Task details: Locate the word "dims" in the material, then show every line that holds it.

Exercise materials:
───
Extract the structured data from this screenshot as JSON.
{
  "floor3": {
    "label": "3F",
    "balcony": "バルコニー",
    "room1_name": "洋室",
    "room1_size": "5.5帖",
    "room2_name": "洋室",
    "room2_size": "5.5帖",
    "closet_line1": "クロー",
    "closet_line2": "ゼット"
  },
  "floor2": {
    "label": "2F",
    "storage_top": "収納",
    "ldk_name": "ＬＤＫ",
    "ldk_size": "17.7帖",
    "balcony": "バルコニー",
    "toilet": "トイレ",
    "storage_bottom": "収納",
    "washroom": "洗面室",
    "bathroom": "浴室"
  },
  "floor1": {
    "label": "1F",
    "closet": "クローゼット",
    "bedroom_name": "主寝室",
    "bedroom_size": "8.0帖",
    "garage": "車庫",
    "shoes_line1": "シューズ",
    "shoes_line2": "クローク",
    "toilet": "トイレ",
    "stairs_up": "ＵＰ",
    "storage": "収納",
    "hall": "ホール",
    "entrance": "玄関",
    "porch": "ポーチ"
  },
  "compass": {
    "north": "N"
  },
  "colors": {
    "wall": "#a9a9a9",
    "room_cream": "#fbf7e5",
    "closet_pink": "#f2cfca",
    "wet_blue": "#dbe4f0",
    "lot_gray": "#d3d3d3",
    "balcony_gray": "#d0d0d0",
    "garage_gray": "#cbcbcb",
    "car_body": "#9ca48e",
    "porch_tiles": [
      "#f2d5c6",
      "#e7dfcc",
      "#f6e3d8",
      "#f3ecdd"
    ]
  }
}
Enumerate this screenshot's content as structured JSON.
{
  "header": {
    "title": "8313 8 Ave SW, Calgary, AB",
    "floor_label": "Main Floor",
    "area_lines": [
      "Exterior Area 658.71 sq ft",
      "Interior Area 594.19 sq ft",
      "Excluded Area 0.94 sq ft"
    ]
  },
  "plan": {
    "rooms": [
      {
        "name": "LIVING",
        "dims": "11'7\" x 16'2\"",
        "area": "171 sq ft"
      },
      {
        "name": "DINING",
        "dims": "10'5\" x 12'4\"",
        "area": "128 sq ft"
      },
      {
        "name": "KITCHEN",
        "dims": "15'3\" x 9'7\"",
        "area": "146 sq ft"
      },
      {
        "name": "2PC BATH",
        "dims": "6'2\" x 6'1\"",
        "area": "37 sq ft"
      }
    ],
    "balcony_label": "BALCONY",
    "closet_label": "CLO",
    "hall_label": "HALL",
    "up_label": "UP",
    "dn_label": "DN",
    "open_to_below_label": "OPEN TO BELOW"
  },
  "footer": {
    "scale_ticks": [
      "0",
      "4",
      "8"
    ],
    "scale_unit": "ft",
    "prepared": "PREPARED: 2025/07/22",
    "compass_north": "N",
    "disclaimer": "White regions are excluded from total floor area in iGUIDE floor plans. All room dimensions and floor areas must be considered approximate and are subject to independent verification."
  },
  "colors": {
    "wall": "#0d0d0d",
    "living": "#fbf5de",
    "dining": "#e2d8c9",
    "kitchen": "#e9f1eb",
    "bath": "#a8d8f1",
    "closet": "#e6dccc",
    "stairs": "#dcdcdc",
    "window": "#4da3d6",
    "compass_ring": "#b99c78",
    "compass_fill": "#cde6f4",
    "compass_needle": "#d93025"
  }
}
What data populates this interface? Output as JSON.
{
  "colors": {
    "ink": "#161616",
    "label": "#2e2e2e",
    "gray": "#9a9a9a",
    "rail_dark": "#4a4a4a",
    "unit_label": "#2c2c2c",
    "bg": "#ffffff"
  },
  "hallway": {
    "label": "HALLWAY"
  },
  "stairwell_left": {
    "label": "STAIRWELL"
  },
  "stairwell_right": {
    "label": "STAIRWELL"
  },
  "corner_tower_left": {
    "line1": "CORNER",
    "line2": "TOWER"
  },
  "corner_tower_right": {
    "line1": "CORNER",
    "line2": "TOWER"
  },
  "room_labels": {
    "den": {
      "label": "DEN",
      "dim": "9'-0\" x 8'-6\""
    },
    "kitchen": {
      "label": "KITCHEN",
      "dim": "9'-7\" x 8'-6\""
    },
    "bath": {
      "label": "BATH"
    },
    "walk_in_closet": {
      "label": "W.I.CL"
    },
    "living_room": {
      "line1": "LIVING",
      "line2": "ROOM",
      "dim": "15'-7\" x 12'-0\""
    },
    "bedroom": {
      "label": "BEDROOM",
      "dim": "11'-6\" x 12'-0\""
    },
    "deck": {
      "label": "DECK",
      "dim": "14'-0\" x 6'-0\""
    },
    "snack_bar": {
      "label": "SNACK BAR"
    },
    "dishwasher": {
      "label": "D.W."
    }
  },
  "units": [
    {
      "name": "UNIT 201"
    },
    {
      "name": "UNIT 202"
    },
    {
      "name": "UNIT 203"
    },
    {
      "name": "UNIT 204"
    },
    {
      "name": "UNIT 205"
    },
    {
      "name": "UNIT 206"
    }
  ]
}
───
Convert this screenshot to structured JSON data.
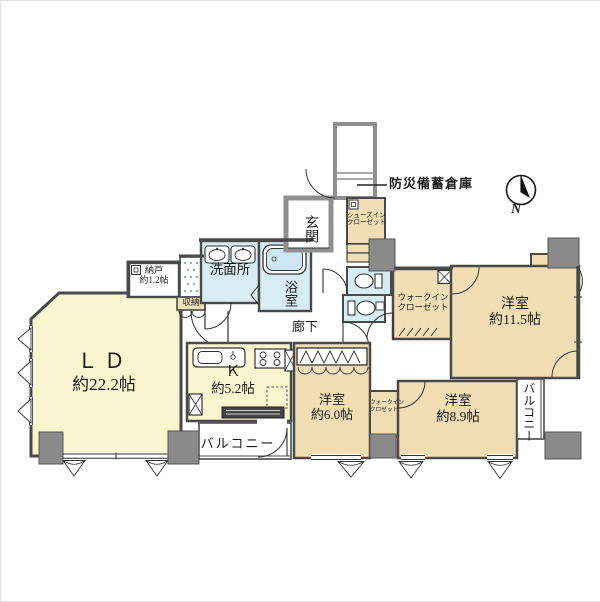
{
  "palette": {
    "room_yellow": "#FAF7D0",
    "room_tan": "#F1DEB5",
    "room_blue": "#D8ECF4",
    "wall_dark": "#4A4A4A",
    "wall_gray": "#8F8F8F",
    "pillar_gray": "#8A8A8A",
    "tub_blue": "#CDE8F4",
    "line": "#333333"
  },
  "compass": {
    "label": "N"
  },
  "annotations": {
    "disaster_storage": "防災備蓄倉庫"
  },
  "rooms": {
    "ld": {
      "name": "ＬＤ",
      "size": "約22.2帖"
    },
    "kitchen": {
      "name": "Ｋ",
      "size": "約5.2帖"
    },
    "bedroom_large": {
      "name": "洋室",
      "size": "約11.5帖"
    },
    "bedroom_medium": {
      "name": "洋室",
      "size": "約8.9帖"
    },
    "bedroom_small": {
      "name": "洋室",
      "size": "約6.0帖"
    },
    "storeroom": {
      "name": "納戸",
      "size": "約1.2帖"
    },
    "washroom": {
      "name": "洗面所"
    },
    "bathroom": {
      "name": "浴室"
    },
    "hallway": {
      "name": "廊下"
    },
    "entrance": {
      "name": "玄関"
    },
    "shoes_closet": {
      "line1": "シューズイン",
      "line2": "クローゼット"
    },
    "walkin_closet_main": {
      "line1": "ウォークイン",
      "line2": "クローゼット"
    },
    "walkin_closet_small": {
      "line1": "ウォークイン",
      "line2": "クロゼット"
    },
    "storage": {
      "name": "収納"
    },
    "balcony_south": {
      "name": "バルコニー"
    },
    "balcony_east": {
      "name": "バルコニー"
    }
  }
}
───
Exercise answer:
        "dims": "11'7\" x 16'2\"",
        "dims": "10'5\" x 12'4\"",
        "dims": "15'3\" x 9'7\"",
        "dims": "6'2\" x 6'1\"",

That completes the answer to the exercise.